:: Data
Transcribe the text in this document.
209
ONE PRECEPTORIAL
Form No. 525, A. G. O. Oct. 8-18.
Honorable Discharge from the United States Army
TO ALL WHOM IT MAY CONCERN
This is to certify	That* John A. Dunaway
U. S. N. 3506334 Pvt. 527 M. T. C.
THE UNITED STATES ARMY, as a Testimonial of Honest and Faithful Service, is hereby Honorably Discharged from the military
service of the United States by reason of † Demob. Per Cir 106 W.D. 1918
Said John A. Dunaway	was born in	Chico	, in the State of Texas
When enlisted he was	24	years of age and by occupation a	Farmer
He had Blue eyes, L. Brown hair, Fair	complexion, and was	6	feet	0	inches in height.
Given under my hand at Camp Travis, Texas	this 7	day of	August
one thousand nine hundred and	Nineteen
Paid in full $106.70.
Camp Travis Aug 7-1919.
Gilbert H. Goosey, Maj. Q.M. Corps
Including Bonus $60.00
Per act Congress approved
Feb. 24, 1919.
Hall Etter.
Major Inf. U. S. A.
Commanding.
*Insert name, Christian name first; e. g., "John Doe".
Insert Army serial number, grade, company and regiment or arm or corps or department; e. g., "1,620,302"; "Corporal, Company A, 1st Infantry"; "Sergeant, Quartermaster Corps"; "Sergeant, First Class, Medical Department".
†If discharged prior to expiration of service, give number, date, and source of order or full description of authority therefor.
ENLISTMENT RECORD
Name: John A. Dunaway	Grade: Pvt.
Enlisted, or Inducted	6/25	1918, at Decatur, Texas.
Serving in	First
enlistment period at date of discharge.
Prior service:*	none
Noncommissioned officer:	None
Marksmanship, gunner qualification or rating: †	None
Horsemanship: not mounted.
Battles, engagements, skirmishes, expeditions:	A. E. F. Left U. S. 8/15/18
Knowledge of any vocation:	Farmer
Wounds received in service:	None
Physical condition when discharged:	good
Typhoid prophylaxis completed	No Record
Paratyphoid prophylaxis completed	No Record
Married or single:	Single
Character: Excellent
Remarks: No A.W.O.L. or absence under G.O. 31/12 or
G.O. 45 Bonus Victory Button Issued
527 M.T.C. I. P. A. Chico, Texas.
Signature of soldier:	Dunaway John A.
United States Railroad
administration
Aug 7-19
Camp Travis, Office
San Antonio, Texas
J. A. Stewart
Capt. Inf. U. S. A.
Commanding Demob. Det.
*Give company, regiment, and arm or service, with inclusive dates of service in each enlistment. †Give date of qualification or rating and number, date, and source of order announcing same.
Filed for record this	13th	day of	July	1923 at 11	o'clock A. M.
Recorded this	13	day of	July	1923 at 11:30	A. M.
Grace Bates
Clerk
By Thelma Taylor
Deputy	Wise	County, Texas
::::
Instructions for the task:
Filter the records above for "Insert" and copy every matching line.

Answer to the problem:
*Insert name, Christian name first; e. g., "John Doe".
Insert Army serial number, grade, company and regiment or arm or corps or department; e. g., "1,620,302"; "Corporal, Company A, 1st Infantry"; "Sergeant, Quartermaster Corps"; "Sergeant, First Class, Medical Department".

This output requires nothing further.